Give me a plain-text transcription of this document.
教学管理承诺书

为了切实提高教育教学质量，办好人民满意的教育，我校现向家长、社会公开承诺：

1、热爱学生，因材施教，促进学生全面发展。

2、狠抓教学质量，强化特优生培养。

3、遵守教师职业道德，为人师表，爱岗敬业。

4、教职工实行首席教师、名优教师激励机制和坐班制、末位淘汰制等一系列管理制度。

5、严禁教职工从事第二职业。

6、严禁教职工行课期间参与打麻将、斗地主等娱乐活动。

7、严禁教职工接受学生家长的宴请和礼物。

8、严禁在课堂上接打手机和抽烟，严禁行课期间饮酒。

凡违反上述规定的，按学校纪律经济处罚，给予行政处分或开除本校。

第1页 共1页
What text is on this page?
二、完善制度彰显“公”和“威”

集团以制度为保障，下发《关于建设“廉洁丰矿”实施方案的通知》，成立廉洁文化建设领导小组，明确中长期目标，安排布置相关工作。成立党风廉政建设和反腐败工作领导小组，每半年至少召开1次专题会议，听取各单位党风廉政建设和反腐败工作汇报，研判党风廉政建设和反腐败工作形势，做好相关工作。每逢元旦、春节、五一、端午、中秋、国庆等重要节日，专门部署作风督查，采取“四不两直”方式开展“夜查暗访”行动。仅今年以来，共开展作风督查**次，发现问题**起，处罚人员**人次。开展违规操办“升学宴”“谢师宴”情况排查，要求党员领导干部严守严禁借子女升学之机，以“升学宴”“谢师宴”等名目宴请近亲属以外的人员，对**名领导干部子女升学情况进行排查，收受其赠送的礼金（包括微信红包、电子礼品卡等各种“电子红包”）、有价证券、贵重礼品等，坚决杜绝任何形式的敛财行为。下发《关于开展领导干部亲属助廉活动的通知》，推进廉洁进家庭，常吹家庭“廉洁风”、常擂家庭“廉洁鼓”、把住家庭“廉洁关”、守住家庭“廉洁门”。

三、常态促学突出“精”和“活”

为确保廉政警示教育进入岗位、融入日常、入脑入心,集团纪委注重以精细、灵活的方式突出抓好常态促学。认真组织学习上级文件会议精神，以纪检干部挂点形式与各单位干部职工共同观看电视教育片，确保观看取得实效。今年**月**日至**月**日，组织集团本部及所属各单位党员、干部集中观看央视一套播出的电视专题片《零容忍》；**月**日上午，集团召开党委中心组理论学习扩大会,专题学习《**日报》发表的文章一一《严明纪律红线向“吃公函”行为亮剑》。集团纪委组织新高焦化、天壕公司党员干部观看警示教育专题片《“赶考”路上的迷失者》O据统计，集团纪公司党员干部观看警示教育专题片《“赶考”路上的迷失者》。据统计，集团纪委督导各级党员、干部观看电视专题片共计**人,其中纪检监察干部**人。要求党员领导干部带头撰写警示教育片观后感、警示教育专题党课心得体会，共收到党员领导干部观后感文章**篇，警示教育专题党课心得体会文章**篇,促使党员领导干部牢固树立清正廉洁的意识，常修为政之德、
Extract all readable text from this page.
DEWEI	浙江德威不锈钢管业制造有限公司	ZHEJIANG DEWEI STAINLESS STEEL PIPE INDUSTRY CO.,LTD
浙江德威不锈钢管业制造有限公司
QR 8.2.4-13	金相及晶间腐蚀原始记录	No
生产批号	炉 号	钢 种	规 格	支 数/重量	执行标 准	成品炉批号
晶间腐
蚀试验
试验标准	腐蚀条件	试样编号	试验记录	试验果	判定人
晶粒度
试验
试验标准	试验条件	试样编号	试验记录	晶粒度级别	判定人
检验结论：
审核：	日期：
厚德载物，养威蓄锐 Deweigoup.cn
-*-
### Do this
Say how many lines in the entries contain the string "text", and say nothing else.

### Correct answer
3